* [AIM] Exact repetition is required: output every record in full.

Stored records
>> START
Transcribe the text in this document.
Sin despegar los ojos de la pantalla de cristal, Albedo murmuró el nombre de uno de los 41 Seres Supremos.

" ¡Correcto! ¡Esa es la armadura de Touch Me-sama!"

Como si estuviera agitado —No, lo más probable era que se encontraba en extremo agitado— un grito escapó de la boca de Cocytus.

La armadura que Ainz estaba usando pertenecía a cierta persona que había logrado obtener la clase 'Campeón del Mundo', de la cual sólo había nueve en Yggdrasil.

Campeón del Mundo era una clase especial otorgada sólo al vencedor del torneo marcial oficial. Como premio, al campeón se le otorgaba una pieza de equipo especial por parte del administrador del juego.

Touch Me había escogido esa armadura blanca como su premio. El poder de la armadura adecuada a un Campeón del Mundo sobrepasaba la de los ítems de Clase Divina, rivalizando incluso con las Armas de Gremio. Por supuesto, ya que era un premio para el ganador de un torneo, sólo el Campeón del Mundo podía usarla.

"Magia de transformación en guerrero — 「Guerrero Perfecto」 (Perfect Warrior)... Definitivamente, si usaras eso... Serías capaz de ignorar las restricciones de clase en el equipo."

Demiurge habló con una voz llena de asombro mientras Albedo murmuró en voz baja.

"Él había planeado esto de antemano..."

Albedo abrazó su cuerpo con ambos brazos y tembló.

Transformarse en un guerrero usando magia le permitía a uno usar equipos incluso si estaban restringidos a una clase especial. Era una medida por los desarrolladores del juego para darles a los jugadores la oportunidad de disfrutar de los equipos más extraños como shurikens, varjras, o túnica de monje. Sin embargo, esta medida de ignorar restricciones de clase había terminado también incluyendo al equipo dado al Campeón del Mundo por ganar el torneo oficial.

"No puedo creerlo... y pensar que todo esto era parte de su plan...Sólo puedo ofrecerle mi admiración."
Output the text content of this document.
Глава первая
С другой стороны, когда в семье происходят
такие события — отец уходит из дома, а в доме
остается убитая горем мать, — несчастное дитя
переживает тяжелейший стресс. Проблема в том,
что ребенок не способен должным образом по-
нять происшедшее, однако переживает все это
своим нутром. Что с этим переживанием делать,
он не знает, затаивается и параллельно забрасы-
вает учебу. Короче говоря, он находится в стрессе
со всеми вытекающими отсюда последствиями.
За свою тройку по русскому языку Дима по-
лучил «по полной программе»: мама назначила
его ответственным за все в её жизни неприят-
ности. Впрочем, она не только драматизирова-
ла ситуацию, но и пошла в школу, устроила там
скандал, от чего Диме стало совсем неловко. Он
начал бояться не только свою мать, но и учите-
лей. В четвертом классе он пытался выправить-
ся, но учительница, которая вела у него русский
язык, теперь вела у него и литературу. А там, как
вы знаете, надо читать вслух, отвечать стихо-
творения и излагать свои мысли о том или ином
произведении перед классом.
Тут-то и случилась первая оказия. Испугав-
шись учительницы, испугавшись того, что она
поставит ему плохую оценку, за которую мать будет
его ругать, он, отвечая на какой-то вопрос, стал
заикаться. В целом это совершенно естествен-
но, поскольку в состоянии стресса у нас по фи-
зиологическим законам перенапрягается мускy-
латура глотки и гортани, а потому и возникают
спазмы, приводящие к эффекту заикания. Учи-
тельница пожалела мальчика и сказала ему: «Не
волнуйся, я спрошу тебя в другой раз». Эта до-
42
>> END
* [ANSWER FOR THIS EXERCISE]
Transcribe the text in this document.
Sin despegar los ojos de la pantalla de cristal, Albedo murmuró el nombre de uno de los 41 Seres Supremos.

" ¡Correcto! ¡Esa es la armadura de Touch Me-sama!"

Como si estuviera agitado —No, lo más probable era que se encontraba en extremo agitado— un grito escapó de la boca de Cocytus.

La armadura que Ainz estaba usando pertenecía a cierta persona que había logrado obtener la clase 'Campeón del Mundo', de la cual sólo había nueve en Yggdrasil.

Campeón del Mundo era una clase especial otorgada sólo al vencedor del torneo marcial oficial. Como premio, al campeón se le otorgaba una pieza de equipo especial por parte del administrador del juego.

Touch Me había escogido esa armadura blanca como su premio. El poder de la armadura adecuada a un Campeón del Mundo sobrepasaba la de los ítems de Clase Divina, rivalizando incluso con las Armas de Gremio. Por supuesto, ya que era un premio para el ganador de un torneo, sólo el Campeón del Mundo podía usarla.

"Magia de transformación en guerrero — 「Guerrero Perfecto」 (Perfect Warrior)... Definitivamente, si usaras eso... Serías capaz de ignorar las restricciones de clase en el equipo."

Demiurge habló con una voz llena de asombro mientras Albedo murmuró en voz baja.

"Él había planeado esto de antemano..."

Albedo abrazó su cuerpo con ambos brazos y tembló.

Transformarse en un guerrero usando magia le permitía a uno usar equipos incluso si estaban restringidos a una clase especial. Era una medida por los desarrolladores del juego para darles a los jugadores la oportunidad de disfrutar de los equipos más extraños como shurikens, varjras, o túnica de monje. Sin embargo, esta medida de ignorar restricciones de clase había terminado también incluyendo al equipo dado al Campeón del Mundo por ganar el torneo oficial.

"No puedo creerlo... y pensar que todo esto era parte de su plan...Sólo puedo ofrecerle mi admiración."
Output the text content of this document.
Глава первая
С другой стороны, когда в семье происходят
такие события — отец уходит из дома, а в доме
остается убитая горем мать, — несчастное дитя
переживает тяжелейший стресс. Проблема в том,
что ребенок не способен должным образом по-
нять происшедшее, однако переживает все это
своим нутром. Что с этим переживанием делать,
он не знает, затаивается и параллельно забрасы-
вает учебу. Короче говоря, он находится в стрессе
со всеми вытекающими отсюда последствиями.
За свою тройку по русскому языку Дима по-
лучил «по полной программе»: мама назначила
его ответственным за все в её жизни неприят-
ности. Впрочем, она не только драматизирова-
ла ситуацию, но и пошла в школу, устроила там
скандал, от чего Диме стало совсем неловко. Он
начал бояться не только свою мать, но и учите-
лей. В четвертом классе он пытался выправить-
ся, но учительница, которая вела у него русский
язык, теперь вела у него и литературу. А там, как
вы знаете, надо читать вслух, отвечать стихо-
творения и излагать свои мысли о том или ином
произведении перед классом.
Тут-то и случилась первая оказия. Испугав-
шись учительницы, испугавшись того, что она
поставит ему плохую оценку, за которую мать будет
его ругать, он, отвечая на какой-то вопрос, стал
заикаться. В целом это совершенно естествен-
но, поскольку в состоянии стресса у нас по фи-
зиологическим законам перенапрягается мускy-
латура глотки и гортани, а потому и возникают
спазмы, приводящие к эффекту заикания. Учи-
тельница пожалела мальчика и сказала ему: «Не
волнуйся, я спрошу тебя в другой раз». Эта до-
42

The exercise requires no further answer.